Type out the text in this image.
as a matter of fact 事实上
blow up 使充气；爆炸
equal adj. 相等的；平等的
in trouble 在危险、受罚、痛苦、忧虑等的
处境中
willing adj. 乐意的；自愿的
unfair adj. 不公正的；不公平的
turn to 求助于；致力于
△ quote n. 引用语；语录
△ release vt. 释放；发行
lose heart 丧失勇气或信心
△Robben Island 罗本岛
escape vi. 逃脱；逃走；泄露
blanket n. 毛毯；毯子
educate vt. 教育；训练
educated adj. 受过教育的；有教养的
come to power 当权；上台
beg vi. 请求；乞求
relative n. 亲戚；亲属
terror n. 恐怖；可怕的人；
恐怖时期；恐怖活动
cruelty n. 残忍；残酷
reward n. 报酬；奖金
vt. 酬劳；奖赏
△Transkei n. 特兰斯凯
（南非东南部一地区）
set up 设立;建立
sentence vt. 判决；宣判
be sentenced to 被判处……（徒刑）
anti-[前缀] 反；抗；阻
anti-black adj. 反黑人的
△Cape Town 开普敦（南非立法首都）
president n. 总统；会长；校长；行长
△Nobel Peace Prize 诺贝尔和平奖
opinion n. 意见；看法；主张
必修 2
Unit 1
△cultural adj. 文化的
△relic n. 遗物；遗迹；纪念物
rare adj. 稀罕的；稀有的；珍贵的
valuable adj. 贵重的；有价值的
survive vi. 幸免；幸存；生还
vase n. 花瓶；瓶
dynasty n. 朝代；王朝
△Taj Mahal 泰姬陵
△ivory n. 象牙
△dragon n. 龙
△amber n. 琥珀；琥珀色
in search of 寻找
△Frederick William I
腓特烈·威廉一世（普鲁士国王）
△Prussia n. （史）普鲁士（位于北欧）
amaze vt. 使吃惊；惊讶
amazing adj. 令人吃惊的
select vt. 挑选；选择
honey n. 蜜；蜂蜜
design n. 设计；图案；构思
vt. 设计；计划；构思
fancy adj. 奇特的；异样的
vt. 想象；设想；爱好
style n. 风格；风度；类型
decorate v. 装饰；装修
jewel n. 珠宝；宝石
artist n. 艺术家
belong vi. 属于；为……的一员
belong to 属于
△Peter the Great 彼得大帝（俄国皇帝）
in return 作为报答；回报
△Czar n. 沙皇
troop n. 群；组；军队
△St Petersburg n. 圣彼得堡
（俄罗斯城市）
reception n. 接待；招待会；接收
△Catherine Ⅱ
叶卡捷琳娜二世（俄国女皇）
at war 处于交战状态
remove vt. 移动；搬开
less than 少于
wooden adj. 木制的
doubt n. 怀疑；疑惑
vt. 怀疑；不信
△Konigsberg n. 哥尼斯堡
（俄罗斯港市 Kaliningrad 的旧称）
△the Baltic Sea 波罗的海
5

□ □ □ □ □

- AIM
From the first line to the last, please quote the material above exactly.

- FINISHED TASK
Type out the text in this image.
as a matter of fact 事实上
blow up 使充气；爆炸
equal adj. 相等的；平等的
in trouble 在危险、受罚、痛苦、忧虑等的
处境中
willing adj. 乐意的；自愿的
unfair adj. 不公正的；不公平的
turn to 求助于；致力于
△ quote n. 引用语；语录
△ release vt. 释放；发行
lose heart 丧失勇气或信心
△Robben Island 罗本岛
escape vi. 逃脱；逃走；泄露
blanket n. 毛毯；毯子
educate vt. 教育；训练
educated adj. 受过教育的；有教养的
come to power 当权；上台
beg vi. 请求；乞求
relative n. 亲戚；亲属
terror n. 恐怖；可怕的人；
恐怖时期；恐怖活动
cruelty n. 残忍；残酷
reward n. 报酬；奖金
vt. 酬劳；奖赏
△Transkei n. 特兰斯凯
（南非东南部一地区）
set up 设立;建立
sentence vt. 判决；宣判
be sentenced to 被判处……（徒刑）
anti-[前缀] 反；抗；阻
anti-black adj. 反黑人的
△Cape Town 开普敦（南非立法首都）
president n. 总统；会长；校长；行长
△Nobel Peace Prize 诺贝尔和平奖
opinion n. 意见；看法；主张
必修 2
Unit 1
△cultural adj. 文化的
△relic n. 遗物；遗迹；纪念物
rare adj. 稀罕的；稀有的；珍贵的
valuable adj. 贵重的；有价值的
survive vi. 幸免；幸存；生还
vase n. 花瓶；瓶
dynasty n. 朝代；王朝
△Taj Mahal 泰姬陵
△ivory n. 象牙
△dragon n. 龙
△amber n. 琥珀；琥珀色
in search of 寻找
△Frederick William I
腓特烈·威廉一世（普鲁士国王）
△Prussia n. （史）普鲁士（位于北欧）
amaze vt. 使吃惊；惊讶
amazing adj. 令人吃惊的
select vt. 挑选；选择
honey n. 蜜；蜂蜜
design n. 设计；图案；构思
vt. 设计；计划；构思
fancy adj. 奇特的；异样的
vt. 想象；设想；爱好
style n. 风格；风度；类型
decorate v. 装饰；装修
jewel n. 珠宝；宝石
artist n. 艺术家
belong vi. 属于；为……的一员
belong to 属于
△Peter the Great 彼得大帝（俄国皇帝）
in return 作为报答；回报
△Czar n. 沙皇
troop n. 群；组；军队
△St Petersburg n. 圣彼得堡
（俄罗斯城市）
reception n. 接待；招待会；接收
△Catherine Ⅱ
叶卡捷琳娜二世（俄国女皇）
at war 处于交战状态
remove vt. 移动；搬开
less than 少于
wooden adj. 木制的
doubt n. 怀疑；疑惑
vt. 怀疑；不信
△Konigsberg n. 哥尼斯堡
（俄罗斯港市 Kaliningrad 的旧称）
△the Baltic Sea 波罗的海
5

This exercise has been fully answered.